**Dataset:**
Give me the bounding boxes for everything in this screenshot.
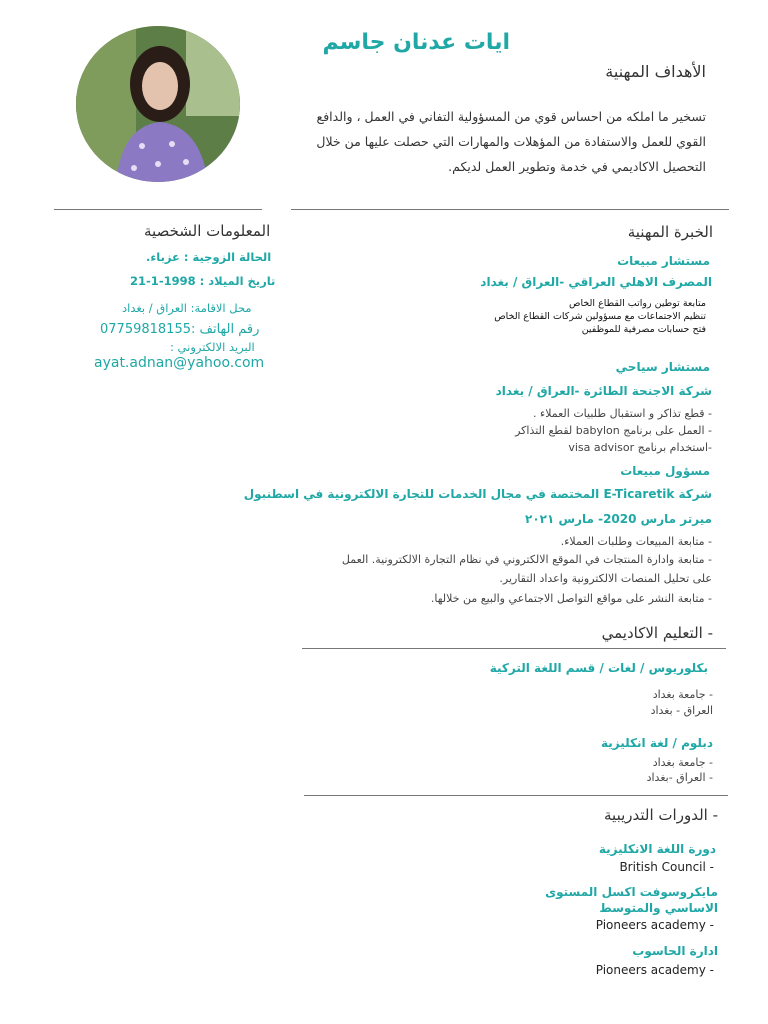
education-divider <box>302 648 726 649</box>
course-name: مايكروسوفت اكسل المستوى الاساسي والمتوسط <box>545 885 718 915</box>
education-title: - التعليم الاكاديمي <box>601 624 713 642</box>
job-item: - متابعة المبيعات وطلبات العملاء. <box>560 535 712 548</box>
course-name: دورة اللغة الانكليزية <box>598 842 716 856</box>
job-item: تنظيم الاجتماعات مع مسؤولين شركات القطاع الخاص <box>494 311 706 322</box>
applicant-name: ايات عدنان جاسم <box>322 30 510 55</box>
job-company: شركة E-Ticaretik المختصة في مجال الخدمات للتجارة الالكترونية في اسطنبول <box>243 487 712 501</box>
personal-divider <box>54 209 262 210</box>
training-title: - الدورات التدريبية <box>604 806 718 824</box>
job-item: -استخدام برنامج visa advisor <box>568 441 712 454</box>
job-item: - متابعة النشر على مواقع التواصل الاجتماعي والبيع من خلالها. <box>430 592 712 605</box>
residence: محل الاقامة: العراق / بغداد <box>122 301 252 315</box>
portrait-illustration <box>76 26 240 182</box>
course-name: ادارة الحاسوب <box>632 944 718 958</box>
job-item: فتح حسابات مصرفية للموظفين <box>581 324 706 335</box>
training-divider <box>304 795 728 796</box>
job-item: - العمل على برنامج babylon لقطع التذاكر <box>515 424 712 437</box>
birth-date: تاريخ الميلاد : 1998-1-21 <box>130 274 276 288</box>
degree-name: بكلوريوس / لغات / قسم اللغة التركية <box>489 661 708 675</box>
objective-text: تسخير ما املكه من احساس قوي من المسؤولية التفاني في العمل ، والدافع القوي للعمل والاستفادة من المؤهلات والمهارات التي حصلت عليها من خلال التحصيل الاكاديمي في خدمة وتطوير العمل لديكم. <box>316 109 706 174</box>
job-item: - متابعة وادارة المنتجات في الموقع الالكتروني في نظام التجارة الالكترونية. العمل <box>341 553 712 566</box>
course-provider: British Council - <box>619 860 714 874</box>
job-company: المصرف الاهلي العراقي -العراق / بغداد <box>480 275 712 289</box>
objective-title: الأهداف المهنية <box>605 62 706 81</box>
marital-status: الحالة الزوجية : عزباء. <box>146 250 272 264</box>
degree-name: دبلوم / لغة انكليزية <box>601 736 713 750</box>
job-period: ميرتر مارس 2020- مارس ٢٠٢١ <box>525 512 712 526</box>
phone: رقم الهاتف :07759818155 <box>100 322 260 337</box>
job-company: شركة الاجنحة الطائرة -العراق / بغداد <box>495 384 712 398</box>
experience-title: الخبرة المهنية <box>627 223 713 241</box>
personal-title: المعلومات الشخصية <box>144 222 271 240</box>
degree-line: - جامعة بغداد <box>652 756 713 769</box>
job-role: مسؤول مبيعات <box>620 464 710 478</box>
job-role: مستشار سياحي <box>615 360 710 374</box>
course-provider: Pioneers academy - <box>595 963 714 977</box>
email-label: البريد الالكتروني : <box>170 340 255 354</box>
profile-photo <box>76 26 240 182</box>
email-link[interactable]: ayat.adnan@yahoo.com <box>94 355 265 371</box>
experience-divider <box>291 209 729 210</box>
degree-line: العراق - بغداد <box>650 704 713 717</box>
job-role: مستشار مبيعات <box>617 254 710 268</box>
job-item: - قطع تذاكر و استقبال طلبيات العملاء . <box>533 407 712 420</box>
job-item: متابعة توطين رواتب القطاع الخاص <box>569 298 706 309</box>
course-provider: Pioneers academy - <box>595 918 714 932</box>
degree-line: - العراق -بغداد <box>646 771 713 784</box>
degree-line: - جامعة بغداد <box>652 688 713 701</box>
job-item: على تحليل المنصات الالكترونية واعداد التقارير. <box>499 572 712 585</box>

==

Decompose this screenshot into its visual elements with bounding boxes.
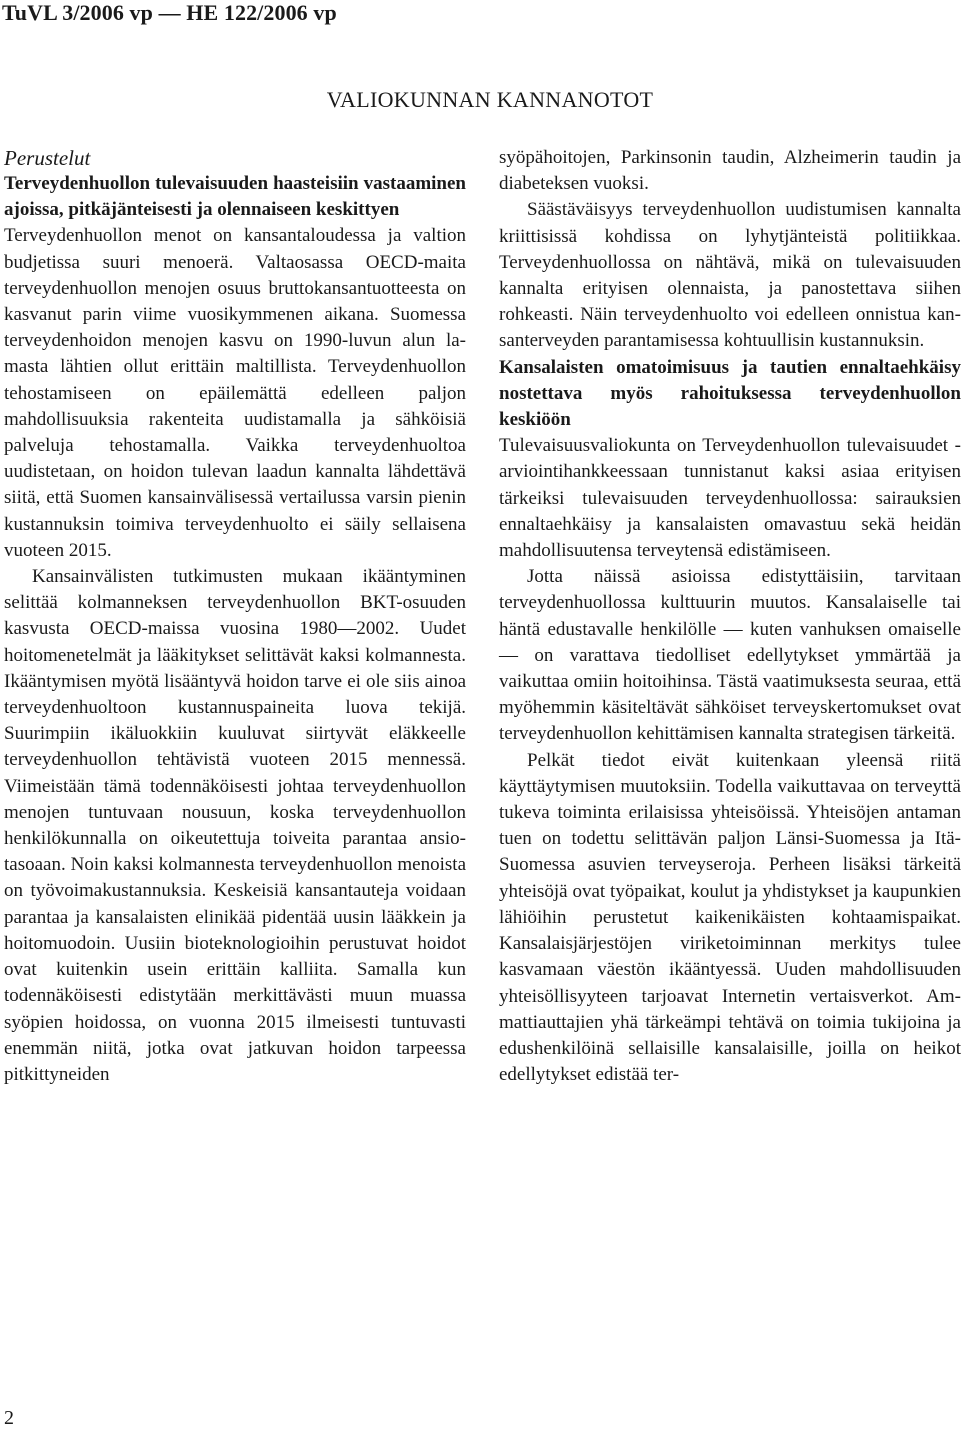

**The task:** In the material, copy the lines starting at the line with "Give me the" and ending at the line with "objective-text: تسخير ما", and change every "job-item" to "job-duty". Leave the pictures out.

**Full output:**
Give me the bounding boxes for everything in this screenshot.
education-divider <box>302 648 726 649</box>
course-name: مايكروسوفت اكسل المستوى الاساسي والمتوسط <box>545 885 718 915</box>
education-title: - التعليم الاكاديمي <box>601 624 713 642</box>
job-duty: - متابعة المبيعات وطلبات العملاء. <box>560 535 712 548</box>
course-name: دورة اللغة الانكليزية <box>598 842 716 856</box>
job-duty: تنظيم الاجتماعات مع مسؤولين شركات القطاع الخاص <box>494 311 706 322</box>
applicant-name: ايات عدنان جاسم <box>322 30 510 55</box>
job-company: شركة E-Ticaretik المختصة في مجال الخدمات للتجارة الالكترونية في اسطنبول <box>243 487 712 501</box>
personal-divider <box>54 209 262 210</box>
training-title: - الدورات التدريبية <box>604 806 718 824</box>
job-duty: -استخدام برنامج visa advisor <box>568 441 712 454</box>
job-duty: - متابعة النشر على مواقع التواصل الاجتماعي والبيع من خلالها. <box>430 592 712 605</box>
residence: محل الاقامة: العراق / بغداد <box>122 301 252 315</box>
portrait-illustration <box>76 26 240 182</box>
course-name: ادارة الحاسوب <box>632 944 718 958</box>
job-duty: فتح حسابات مصرفية للموظفين <box>581 324 706 335</box>
training-divider <box>304 795 728 796</box>
job-duty: - العمل على برنامج babylon لقطع التذاكر <box>515 424 712 437</box>
birth-date: تاريخ الميلاد : 1998-1-21 <box>130 274 276 288</box>
degree-name: بكلوريوس / لغات / قسم اللغة التركية <box>489 661 708 675</box>
objective-text: تسخير ما املكه من احساس قوي من المسؤولية التفاني في العمل ، والدافع القوي للعمل والاستفادة من المؤهلات والمهارات التي حصلت عليها من خلال التحصيل الاكاديمي في خدمة وتطوير العمل لديكم. <box>316 109 706 174</box>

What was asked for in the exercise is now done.